Part of a data file:
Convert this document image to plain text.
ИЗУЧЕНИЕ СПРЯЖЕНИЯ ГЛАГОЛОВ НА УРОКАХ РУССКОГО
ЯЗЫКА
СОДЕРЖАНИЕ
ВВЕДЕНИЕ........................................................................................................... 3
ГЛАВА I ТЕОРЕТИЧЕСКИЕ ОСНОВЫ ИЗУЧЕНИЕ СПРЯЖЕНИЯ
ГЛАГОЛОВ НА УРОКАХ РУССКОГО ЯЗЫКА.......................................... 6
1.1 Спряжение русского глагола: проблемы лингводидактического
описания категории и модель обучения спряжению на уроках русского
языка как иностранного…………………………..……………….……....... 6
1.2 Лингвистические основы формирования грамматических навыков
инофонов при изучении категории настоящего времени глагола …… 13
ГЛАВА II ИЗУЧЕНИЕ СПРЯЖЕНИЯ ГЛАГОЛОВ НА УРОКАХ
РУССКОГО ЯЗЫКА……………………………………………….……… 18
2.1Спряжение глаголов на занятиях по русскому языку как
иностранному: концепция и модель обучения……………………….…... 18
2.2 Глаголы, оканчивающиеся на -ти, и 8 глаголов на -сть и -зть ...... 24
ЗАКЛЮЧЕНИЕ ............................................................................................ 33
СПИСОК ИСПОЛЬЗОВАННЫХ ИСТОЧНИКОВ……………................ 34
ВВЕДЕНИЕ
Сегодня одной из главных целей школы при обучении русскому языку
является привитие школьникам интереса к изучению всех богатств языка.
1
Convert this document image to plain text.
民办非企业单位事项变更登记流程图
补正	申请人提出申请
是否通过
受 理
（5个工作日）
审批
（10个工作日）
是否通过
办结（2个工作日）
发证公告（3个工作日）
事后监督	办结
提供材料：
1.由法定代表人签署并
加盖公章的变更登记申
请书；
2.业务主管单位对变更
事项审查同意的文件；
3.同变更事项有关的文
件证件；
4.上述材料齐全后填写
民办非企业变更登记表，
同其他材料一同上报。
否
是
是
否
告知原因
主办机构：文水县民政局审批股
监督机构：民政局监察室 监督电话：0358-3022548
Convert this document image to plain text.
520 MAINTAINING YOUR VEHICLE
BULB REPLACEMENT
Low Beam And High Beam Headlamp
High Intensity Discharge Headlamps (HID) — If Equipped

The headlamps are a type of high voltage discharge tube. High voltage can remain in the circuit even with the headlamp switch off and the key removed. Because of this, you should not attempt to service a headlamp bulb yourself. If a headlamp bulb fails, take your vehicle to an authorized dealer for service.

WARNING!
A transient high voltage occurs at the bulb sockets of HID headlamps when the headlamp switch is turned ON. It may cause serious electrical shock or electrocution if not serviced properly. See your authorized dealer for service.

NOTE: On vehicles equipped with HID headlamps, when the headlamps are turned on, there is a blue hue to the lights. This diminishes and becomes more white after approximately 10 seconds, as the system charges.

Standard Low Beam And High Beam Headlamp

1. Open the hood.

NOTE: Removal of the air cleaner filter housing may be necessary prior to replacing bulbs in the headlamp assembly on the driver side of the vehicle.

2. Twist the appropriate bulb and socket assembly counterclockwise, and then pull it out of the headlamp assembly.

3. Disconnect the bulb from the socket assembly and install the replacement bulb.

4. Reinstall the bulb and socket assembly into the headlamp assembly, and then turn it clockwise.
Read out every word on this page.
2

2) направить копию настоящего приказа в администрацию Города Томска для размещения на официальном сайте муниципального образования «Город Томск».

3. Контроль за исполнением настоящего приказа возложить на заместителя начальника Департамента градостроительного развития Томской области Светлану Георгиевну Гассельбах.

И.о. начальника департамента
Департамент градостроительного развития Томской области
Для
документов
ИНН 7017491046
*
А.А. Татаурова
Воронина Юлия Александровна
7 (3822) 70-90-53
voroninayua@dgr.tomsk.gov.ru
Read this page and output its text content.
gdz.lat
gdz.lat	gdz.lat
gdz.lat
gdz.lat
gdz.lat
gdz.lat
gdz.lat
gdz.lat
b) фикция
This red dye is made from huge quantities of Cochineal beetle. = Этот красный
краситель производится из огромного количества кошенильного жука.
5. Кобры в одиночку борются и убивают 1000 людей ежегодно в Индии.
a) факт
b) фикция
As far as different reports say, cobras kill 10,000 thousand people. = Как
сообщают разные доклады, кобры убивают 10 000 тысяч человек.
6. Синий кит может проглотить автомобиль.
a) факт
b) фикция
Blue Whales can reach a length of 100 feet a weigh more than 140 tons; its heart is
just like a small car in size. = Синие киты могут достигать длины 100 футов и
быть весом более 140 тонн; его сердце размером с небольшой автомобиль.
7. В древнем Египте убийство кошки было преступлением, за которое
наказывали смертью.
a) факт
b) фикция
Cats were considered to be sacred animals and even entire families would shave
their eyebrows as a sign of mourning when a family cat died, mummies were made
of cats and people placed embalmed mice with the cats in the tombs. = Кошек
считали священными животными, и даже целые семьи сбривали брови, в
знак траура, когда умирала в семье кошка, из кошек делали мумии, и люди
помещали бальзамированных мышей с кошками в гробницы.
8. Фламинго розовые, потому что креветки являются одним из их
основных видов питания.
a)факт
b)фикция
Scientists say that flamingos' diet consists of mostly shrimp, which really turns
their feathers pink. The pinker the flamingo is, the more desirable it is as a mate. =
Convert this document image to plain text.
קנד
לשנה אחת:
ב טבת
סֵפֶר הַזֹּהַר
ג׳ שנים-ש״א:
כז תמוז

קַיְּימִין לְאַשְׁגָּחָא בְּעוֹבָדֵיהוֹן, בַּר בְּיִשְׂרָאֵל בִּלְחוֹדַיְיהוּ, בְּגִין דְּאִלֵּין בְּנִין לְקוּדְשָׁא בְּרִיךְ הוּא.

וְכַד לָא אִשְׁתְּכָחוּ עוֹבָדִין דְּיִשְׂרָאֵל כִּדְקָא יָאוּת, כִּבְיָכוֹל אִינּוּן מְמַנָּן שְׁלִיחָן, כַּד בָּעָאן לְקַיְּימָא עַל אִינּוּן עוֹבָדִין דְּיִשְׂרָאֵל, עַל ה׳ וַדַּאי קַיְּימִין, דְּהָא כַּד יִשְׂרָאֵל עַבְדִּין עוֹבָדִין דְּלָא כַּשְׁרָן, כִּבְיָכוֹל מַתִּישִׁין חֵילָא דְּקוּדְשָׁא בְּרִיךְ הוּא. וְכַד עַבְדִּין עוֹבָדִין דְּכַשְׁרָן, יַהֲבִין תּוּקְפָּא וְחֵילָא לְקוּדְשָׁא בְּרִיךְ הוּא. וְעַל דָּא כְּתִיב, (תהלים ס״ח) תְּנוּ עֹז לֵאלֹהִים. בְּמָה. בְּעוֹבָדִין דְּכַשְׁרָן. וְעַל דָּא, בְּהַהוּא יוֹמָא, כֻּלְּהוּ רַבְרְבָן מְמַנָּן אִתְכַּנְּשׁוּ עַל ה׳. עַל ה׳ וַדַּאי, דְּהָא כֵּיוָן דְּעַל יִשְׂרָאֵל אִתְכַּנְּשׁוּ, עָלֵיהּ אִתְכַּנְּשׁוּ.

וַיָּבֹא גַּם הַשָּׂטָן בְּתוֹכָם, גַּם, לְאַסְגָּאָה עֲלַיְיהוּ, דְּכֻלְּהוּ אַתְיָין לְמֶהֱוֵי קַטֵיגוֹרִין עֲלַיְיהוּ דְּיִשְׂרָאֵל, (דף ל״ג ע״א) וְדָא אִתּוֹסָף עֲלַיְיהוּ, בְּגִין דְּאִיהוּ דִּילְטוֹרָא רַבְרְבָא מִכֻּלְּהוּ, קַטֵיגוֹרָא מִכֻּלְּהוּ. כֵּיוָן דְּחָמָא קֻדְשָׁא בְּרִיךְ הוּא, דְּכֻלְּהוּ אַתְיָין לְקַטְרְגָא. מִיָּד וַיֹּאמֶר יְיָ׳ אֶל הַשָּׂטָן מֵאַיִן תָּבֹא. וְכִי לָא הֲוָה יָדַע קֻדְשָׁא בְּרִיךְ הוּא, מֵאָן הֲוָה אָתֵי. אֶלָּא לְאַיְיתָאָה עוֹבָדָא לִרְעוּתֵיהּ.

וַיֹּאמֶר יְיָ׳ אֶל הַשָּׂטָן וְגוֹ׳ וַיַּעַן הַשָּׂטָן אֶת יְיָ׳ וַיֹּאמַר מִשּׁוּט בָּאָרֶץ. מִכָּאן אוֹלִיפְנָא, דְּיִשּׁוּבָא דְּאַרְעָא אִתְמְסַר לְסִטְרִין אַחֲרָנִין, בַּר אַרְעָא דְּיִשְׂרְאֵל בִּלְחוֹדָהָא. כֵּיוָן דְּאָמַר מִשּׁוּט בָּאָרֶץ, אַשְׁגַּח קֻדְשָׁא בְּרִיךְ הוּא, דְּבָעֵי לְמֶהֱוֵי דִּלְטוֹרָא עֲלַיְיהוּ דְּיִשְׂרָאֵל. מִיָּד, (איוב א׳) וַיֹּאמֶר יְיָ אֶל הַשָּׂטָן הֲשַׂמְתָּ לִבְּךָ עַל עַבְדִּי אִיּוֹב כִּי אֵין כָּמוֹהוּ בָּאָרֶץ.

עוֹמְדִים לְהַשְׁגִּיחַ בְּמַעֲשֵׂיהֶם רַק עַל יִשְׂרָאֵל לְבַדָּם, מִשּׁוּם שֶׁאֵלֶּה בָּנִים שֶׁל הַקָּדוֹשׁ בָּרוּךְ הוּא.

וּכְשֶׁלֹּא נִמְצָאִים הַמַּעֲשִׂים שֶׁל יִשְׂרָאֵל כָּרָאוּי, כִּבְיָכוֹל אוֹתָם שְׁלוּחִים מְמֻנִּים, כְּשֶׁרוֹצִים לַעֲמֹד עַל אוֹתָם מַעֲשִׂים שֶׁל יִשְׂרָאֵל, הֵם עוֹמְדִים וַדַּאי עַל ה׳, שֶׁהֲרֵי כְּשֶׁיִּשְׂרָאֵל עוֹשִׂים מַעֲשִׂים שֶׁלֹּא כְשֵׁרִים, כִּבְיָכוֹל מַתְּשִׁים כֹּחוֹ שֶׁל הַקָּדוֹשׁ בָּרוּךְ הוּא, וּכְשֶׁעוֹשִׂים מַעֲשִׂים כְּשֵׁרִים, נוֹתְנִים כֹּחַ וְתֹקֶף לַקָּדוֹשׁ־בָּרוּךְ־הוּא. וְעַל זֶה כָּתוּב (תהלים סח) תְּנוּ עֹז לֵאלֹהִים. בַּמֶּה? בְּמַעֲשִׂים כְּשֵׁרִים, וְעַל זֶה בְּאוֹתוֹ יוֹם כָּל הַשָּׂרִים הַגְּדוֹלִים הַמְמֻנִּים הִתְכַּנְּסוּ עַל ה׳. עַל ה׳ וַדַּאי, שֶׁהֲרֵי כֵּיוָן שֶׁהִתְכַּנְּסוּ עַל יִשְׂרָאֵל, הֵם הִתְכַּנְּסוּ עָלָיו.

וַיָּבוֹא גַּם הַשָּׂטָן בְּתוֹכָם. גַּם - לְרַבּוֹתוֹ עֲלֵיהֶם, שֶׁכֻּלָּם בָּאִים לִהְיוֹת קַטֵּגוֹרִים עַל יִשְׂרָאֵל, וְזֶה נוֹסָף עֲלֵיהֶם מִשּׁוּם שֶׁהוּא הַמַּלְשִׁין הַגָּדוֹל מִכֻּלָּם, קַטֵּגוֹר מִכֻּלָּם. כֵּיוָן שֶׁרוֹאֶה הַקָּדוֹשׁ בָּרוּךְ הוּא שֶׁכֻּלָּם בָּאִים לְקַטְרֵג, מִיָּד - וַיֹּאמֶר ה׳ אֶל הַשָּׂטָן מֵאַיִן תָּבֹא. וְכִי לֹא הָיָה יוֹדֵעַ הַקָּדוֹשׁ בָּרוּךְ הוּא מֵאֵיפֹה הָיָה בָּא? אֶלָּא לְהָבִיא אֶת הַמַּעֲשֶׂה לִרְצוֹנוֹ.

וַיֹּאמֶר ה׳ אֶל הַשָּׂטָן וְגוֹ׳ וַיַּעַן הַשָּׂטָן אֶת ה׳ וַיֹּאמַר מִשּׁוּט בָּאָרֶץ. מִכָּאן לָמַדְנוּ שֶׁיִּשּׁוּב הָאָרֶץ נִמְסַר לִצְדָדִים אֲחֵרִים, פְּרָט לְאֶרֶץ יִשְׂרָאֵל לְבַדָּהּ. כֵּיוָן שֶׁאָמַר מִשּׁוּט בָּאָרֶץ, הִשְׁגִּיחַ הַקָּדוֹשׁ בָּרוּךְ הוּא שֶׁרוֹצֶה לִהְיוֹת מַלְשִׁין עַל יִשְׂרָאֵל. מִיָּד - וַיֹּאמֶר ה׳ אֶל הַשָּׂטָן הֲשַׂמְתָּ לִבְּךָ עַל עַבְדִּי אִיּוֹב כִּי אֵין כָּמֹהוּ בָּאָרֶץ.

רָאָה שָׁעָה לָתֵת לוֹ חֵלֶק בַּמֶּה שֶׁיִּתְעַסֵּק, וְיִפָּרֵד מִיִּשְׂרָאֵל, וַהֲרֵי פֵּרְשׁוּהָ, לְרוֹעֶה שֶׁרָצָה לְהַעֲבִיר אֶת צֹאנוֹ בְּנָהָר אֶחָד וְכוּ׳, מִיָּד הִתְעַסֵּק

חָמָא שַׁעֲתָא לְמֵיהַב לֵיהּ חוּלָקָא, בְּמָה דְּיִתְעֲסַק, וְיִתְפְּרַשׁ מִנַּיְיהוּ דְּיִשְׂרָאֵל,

#### JOB:
Select and copy every line from the records that includes the word "автомобиль".

#### COMPLETED TASK:
6. Синий кит может проглотить автомобиль.
быть весом более 140 тонн; его сердце размером с небольшой автомобиль.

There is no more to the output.